**REQUEST:** Extract, from the records beneath this instruction, each line that contains the word "name".

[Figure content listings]
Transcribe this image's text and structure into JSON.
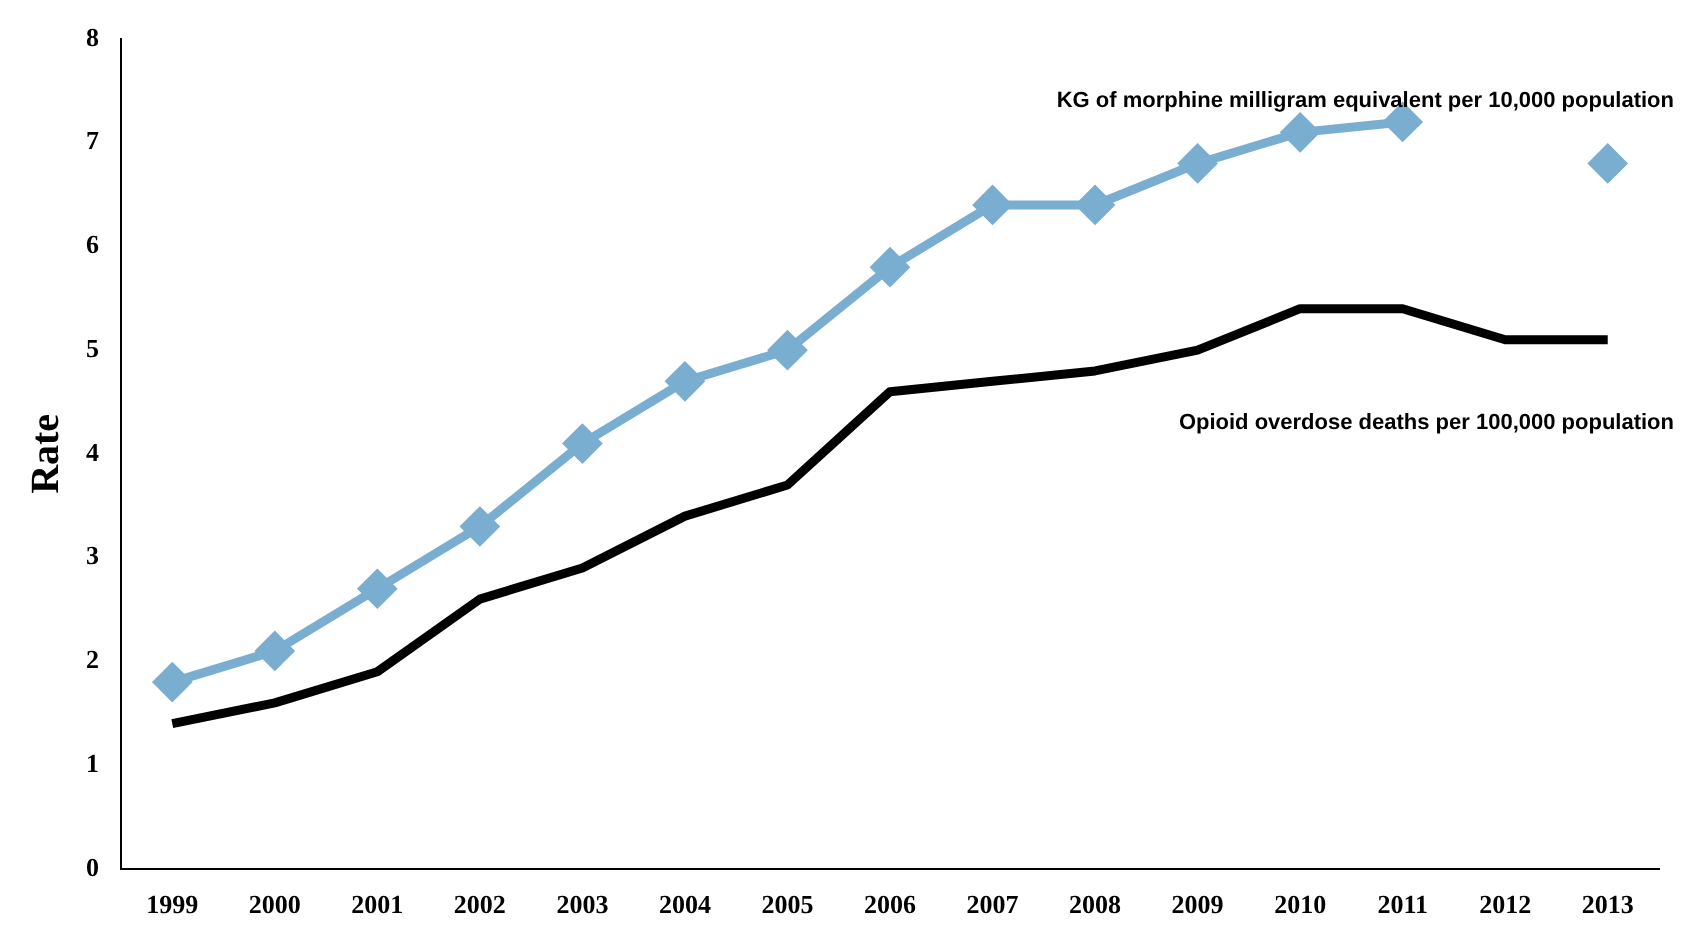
{
  "chart_data": {
    "type": "line",
    "ylabel": "Rate",
    "categories": [
      "1999",
      "2000",
      "2001",
      "2002",
      "2003",
      "2004",
      "2005",
      "2006",
      "2007",
      "2008",
      "2009",
      "2010",
      "2011",
      "2012",
      "2013"
    ],
    "series": [
      {
        "name": "KG of morphine milligram equivalent per 10,000 population",
        "color": "#7aaed0",
        "marker": "diamond",
        "values": [
          1.8,
          2.1,
          2.7,
          3.3,
          4.1,
          4.7,
          5.0,
          5.8,
          6.4,
          6.4,
          6.8,
          7.1,
          7.2,
          null,
          6.8
        ]
      },
      {
        "name": "Opioid overdose deaths per 100,000 population",
        "color": "#000000",
        "marker": "none",
        "values": [
          1.4,
          1.6,
          1.9,
          2.6,
          2.9,
          3.4,
          3.7,
          4.6,
          4.7,
          4.8,
          5.0,
          5.4,
          5.4,
          5.1,
          5.1
        ]
      }
    ],
    "ylim": [
      0,
      8
    ],
    "yticks": [
      0,
      1,
      2,
      3,
      4,
      5,
      6,
      7,
      8
    ],
    "grid": false,
    "legend": false,
    "line_style": "solid"
  }
}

**IN RESPONSE:**
        "name": "KG of morphine milligram equivalent per 10,000 population",
        "name": "Opioid overdose deaths per 100,000 population",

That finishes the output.